• _What you are asked to do_
Narrow the data below down to the lines containing "股息收益率".
[Start of Input]
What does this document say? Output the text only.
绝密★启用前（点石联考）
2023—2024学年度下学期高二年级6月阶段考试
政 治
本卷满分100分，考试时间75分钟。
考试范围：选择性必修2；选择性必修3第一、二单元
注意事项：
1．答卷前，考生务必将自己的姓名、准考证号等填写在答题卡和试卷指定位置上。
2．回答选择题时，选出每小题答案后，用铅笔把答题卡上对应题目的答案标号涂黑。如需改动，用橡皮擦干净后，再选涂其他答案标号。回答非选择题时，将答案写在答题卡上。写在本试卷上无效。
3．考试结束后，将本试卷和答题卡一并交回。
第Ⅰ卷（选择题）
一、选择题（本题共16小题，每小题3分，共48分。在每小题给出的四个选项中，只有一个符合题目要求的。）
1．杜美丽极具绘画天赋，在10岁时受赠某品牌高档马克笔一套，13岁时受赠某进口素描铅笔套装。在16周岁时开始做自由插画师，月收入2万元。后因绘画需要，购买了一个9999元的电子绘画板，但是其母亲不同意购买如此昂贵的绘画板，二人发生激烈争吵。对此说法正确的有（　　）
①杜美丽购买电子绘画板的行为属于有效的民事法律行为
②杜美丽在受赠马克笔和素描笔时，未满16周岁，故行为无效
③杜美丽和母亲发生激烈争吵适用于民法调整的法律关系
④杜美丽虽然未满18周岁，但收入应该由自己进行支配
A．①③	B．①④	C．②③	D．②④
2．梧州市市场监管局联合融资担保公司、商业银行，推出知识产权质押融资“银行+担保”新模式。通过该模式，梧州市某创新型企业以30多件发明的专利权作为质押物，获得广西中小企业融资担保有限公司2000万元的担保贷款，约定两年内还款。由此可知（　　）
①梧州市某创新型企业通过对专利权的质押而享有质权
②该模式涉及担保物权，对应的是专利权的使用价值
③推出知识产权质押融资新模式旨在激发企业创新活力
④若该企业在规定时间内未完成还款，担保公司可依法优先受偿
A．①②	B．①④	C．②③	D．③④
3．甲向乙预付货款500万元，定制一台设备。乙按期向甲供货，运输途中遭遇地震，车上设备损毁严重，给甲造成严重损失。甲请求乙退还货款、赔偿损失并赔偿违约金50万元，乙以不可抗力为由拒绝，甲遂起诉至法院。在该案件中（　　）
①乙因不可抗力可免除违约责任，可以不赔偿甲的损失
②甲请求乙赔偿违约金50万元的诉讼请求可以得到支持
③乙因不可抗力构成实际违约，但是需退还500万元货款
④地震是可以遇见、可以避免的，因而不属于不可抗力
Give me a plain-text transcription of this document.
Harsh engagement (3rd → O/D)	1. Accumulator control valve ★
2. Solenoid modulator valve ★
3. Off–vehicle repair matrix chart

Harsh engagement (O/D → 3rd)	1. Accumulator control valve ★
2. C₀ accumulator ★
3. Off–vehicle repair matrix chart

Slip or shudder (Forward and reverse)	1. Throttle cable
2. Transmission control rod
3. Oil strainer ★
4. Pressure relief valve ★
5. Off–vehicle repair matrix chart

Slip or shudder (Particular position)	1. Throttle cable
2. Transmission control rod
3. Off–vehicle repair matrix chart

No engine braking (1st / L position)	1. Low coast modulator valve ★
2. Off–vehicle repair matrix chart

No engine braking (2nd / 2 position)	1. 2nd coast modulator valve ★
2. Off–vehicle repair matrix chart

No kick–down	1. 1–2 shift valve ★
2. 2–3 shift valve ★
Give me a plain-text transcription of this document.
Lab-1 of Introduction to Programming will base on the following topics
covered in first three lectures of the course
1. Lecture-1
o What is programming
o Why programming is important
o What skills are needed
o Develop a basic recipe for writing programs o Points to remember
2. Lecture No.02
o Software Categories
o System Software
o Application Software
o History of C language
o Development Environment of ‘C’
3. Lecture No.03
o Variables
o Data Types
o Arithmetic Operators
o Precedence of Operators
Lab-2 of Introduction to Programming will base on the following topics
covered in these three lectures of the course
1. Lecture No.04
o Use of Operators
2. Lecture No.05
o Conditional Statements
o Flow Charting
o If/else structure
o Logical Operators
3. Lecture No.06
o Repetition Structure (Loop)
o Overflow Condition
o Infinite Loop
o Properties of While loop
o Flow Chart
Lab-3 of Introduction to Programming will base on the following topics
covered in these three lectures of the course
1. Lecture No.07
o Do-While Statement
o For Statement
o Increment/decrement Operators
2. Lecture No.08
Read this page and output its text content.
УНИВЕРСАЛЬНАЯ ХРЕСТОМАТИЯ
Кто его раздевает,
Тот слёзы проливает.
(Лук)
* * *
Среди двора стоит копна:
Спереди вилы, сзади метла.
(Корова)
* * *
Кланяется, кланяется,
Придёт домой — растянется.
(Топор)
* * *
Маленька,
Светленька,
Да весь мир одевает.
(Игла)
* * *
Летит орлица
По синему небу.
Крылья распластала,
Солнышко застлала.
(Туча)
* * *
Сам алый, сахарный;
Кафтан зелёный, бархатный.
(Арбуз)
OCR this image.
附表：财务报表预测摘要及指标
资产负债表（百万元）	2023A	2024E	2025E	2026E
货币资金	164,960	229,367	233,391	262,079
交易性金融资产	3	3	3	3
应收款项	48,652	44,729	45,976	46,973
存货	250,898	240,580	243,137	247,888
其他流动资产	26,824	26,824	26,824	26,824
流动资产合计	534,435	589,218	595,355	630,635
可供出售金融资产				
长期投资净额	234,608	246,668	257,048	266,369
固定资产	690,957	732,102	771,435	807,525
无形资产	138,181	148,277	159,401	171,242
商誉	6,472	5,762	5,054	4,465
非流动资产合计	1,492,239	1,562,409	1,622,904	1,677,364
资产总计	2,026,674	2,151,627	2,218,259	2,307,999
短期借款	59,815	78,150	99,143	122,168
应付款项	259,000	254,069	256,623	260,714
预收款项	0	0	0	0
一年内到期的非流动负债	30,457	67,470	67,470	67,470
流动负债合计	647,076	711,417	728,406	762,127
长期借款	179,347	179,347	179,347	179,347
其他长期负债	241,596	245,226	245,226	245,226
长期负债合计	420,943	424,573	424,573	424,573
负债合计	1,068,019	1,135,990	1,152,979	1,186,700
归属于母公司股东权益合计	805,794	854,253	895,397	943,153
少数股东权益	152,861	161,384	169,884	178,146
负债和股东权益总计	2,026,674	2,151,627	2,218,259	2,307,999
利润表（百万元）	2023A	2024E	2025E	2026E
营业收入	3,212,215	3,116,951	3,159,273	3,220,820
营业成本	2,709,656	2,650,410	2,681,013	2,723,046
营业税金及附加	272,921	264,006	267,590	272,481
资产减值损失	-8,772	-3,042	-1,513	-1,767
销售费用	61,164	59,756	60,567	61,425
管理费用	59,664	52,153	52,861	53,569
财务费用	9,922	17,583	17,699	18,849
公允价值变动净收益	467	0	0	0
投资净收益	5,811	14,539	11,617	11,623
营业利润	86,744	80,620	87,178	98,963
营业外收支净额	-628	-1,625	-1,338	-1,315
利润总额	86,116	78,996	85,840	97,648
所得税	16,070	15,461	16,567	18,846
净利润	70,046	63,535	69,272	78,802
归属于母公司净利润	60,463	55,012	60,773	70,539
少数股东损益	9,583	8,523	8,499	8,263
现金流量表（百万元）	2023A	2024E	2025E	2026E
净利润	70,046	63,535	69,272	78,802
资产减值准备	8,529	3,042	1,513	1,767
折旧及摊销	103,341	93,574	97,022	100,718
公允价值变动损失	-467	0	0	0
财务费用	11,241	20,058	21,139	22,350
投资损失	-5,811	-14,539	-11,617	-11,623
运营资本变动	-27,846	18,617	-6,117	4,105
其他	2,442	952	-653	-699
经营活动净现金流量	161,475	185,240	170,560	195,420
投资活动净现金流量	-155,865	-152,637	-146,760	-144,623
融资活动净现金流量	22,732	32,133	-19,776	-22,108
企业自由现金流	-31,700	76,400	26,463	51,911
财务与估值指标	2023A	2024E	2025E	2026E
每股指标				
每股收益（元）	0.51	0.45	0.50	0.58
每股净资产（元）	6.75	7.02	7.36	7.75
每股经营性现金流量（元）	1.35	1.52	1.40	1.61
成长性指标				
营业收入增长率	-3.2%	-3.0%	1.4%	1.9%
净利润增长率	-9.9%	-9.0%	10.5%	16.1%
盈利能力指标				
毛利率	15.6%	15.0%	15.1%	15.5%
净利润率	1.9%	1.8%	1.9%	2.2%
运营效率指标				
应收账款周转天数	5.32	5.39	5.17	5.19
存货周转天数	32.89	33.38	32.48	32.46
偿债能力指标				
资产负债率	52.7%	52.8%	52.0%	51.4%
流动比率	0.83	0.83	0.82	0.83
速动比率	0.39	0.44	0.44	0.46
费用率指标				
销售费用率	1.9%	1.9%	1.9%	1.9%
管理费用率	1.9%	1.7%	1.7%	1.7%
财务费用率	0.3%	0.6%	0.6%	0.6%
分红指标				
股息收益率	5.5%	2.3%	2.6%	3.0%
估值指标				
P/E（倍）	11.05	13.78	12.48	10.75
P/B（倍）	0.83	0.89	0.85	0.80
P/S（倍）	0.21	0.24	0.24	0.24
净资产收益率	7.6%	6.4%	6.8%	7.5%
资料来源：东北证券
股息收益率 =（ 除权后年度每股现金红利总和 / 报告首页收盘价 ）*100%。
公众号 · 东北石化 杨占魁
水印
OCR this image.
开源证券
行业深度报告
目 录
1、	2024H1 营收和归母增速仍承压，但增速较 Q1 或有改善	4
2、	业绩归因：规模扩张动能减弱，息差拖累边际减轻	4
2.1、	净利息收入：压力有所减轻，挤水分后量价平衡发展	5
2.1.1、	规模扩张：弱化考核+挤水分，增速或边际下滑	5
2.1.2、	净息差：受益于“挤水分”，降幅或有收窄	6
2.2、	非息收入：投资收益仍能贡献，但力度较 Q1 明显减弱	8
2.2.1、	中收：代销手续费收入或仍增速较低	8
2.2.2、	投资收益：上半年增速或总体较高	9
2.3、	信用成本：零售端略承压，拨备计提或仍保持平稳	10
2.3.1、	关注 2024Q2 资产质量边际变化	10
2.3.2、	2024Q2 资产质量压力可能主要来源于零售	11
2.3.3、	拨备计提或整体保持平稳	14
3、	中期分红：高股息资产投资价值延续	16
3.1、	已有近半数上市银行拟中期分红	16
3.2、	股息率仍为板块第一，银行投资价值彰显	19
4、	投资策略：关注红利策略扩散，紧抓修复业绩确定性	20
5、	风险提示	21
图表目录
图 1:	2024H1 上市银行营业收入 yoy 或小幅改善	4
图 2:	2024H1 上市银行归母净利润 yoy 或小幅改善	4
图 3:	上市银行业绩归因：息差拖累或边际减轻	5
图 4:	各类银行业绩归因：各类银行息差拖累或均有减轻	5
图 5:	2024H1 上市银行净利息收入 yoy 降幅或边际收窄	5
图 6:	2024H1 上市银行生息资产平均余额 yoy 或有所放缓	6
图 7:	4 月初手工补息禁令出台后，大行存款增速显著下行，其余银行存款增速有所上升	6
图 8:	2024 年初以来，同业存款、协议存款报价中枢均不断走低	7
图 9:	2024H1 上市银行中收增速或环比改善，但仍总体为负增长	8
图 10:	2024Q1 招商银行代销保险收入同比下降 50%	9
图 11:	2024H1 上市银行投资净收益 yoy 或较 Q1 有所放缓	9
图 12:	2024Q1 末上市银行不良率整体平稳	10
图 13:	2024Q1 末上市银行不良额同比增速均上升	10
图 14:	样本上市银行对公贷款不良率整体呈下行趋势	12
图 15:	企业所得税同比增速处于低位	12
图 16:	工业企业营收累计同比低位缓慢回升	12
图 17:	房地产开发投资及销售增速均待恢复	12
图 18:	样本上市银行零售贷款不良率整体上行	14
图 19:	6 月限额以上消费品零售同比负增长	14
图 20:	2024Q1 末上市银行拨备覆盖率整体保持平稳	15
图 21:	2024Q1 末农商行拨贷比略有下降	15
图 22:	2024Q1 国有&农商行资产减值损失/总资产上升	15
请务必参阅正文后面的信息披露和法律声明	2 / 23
[End of Input]
• _Exercise solution_
股息收益率	5.5%	2.3%	2.6%	3.0%
股息收益率 =（ 除权后年度每股现金红利总和 / 报告首页收盘价 ）*100%。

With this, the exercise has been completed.